PROVIDED ENTRIES
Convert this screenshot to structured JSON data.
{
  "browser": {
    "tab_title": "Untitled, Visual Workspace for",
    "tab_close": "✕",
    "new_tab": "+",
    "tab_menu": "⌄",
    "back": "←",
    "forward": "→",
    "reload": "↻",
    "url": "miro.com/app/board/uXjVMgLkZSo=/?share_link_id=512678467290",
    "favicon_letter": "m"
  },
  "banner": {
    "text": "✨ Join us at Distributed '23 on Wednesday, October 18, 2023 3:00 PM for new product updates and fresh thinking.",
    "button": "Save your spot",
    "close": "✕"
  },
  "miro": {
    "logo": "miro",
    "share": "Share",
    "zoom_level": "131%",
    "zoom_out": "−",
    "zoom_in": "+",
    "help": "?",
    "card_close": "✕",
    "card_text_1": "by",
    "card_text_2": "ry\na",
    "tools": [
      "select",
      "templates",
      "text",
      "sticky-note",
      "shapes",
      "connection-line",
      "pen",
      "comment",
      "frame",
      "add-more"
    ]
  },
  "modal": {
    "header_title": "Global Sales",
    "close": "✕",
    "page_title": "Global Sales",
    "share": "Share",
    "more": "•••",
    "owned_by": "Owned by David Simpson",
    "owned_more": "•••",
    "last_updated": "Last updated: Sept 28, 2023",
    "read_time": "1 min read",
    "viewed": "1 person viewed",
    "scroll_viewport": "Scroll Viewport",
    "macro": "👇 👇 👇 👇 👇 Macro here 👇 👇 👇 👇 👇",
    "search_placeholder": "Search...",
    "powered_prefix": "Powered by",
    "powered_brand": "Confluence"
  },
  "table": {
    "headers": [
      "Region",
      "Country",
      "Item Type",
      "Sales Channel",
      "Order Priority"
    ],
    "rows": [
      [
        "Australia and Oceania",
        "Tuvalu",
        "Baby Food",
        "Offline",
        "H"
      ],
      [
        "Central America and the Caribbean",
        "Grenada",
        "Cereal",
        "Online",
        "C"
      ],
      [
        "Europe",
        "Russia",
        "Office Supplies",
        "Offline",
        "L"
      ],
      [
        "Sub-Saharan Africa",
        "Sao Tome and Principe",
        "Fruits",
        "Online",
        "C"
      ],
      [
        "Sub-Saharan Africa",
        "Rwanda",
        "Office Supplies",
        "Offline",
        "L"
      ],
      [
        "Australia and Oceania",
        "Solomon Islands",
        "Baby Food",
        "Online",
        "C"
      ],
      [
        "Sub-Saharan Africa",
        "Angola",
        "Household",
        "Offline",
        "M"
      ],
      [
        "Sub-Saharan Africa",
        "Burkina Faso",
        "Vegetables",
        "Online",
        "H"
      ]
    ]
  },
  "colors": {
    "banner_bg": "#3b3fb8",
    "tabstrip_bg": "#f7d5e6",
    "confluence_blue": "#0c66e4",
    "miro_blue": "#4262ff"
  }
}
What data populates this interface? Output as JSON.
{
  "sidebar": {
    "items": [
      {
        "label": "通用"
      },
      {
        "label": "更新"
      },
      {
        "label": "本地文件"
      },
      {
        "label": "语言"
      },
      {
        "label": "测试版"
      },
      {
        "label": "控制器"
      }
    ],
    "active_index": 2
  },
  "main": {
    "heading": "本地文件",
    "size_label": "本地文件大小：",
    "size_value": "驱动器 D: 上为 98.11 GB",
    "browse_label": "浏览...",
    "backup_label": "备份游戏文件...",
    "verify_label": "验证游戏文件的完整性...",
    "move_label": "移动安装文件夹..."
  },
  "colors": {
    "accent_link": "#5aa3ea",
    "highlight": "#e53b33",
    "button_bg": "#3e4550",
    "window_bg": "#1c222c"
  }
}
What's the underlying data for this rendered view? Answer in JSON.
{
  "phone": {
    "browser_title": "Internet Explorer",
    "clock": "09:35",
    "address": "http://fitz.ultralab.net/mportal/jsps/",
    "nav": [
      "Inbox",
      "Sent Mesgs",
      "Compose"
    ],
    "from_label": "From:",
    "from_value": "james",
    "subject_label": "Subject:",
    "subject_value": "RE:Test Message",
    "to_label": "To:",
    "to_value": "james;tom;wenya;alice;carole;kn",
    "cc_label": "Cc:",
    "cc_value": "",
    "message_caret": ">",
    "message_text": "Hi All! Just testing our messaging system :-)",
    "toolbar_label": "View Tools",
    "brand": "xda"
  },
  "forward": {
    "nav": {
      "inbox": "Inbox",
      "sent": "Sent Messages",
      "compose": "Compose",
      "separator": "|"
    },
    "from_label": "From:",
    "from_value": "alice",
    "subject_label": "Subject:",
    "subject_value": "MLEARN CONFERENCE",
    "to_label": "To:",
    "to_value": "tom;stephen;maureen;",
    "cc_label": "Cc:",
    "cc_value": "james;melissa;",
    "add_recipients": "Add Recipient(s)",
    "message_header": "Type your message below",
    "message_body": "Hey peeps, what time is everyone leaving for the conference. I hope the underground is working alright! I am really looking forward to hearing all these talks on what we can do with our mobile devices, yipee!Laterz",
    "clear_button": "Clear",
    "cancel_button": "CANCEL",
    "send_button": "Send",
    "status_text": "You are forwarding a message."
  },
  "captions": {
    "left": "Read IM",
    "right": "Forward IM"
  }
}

WHAT IS BEING ASKED
Using the exact wording, write out all of the records.

RESULT FOR THIS EXERCISE
Convert this screenshot to structured JSON data.
{
  "browser": {
    "tab_title": "Untitled, Visual Workspace for",
    "tab_close": "✕",
    "new_tab": "+",
    "tab_menu": "⌄",
    "back": "←",
    "forward": "→",
    "reload": "↻",
    "url": "miro.com/app/board/uXjVMgLkZSo=/?share_link_id=512678467290",
    "favicon_letter": "m"
  },
  "banner": {
    "text": "✨ Join us at Distributed '23 on Wednesday, October 18, 2023 3:00 PM for new product updates and fresh thinking.",
    "button": "Save your spot",
    "close": "✕"
  },
  "miro": {
    "logo": "miro",
    "share": "Share",
    "zoom_level": "131%",
    "zoom_out": "−",
    "zoom_in": "+",
    "help": "?",
    "card_close": "✕",
    "card_text_1": "by",
    "card_text_2": "ry\na",
    "tools": [
      "select",
      "templates",
      "text",
      "sticky-note",
      "shapes",
      "connection-line",
      "pen",
      "comment",
      "frame",
      "add-more"
    ]
  },
  "modal": {
    "header_title": "Global Sales",
    "close": "✕",
    "page_title": "Global Sales",
    "share": "Share",
    "more": "•••",
    "owned_by": "Owned by David Simpson",
    "owned_more": "•••",
    "last_updated": "Last updated: Sept 28, 2023",
    "read_time": "1 min read",
    "viewed": "1 person viewed",
    "scroll_viewport": "Scroll Viewport",
    "macro": "👇 👇 👇 👇 👇 Macro here 👇 👇 👇 👇 👇",
    "search_placeholder": "Search...",
    "powered_prefix": "Powered by",
    "powered_brand": "Confluence"
  },
  "table": {
    "headers": [
      "Region",
      "Country",
      "Item Type",
      "Sales Channel",
      "Order Priority"
    ],
    "rows": [
      [
        "Australia and Oceania",
        "Tuvalu",
        "Baby Food",
        "Offline",
        "H"
      ],
      [
        "Central America and the Caribbean",
        "Grenada",
        "Cereal",
        "Online",
        "C"
      ],
      [
        "Europe",
        "Russia",
        "Office Supplies",
        "Offline",
        "L"
      ],
      [
        "Sub-Saharan Africa",
        "Sao Tome and Principe",
        "Fruits",
        "Online",
        "C"
      ],
      [
        "Sub-Saharan Africa",
        "Rwanda",
        "Office Supplies",
        "Offline",
        "L"
      ],
      [
        "Australia and Oceania",
        "Solomon Islands",
        "Baby Food",
        "Online",
        "C"
      ],
      [
        "Sub-Saharan Africa",
        "Angola",
        "Household",
        "Offline",
        "M"
      ],
      [
        "Sub-Saharan Africa",
        "Burkina Faso",
        "Vegetables",
        "Online",
        "H"
      ]
    ]
  },
  "colors": {
    "banner_bg": "#3b3fb8",
    "tabstrip_bg": "#f7d5e6",
    "confluence_blue": "#0c66e4",
    "miro_blue": "#4262ff"
  }
}
What data populates this interface? Output as JSON.
{
  "sidebar": {
    "items": [
      {
        "label": "通用"
      },
      {
        "label": "更新"
      },
      {
        "label": "本地文件"
      },
      {
        "label": "语言"
      },
      {
        "label": "测试版"
      },
      {
        "label": "控制器"
      }
    ],
    "active_index": 2
  },
  "main": {
    "heading": "本地文件",
    "size_label": "本地文件大小：",
    "size_value": "驱动器 D: 上为 98.11 GB",
    "browse_label": "浏览...",
    "backup_label": "备份游戏文件...",
    "verify_label": "验证游戏文件的完整性...",
    "move_label": "移动安装文件夹..."
  },
  "colors": {
    "accent_link": "#5aa3ea",
    "highlight": "#e53b33",
    "button_bg": "#3e4550",
    "window_bg": "#1c222c"
  }
}
What's the underlying data for this rendered view? Answer in JSON.
{
  "phone": {
    "browser_title": "Internet Explorer",
    "clock": "09:35",
    "address": "http://fitz.ultralab.net/mportal/jsps/",
    "nav": [
      "Inbox",
      "Sent Mesgs",
      "Compose"
    ],
    "from_label": "From:",
    "from_value": "james",
    "subject_label": "Subject:",
    "subject_value": "RE:Test Message",
    "to_label": "To:",
    "to_value": "james;tom;wenya;alice;carole;kn",
    "cc_label": "Cc:",
    "cc_value": "",
    "message_caret": ">",
    "message_text": "Hi All! Just testing our messaging system :-)",
    "toolbar_label": "View Tools",
    "brand": "xda"
  },
  "forward": {
    "nav": {
      "inbox": "Inbox",
      "sent": "Sent Messages",
      "compose": "Compose",
      "separator": "|"
    },
    "from_label": "From:",
    "from_value": "alice",
    "subject_label": "Subject:",
    "subject_value": "MLEARN CONFERENCE",
    "to_label": "To:",
    "to_value": "tom;stephen;maureen;",
    "cc_label": "Cc:",
    "cc_value": "james;melissa;",
    "add_recipients": "Add Recipient(s)",
    "message_header": "Type your message below",
    "message_body": "Hey peeps, what time is everyone leaving for the conference. I hope the underground is working alright! I am really looking forward to hearing all these talks on what we can do with our mobile devices, yipee!Laterz",
    "clear_button": "Clear",
    "cancel_button": "CANCEL",
    "send_button": "Send",
    "status_text": "You are forwarding a message."
  },
  "captions": {
    "left": "Read IM",
    "right": "Forward IM"
  }
}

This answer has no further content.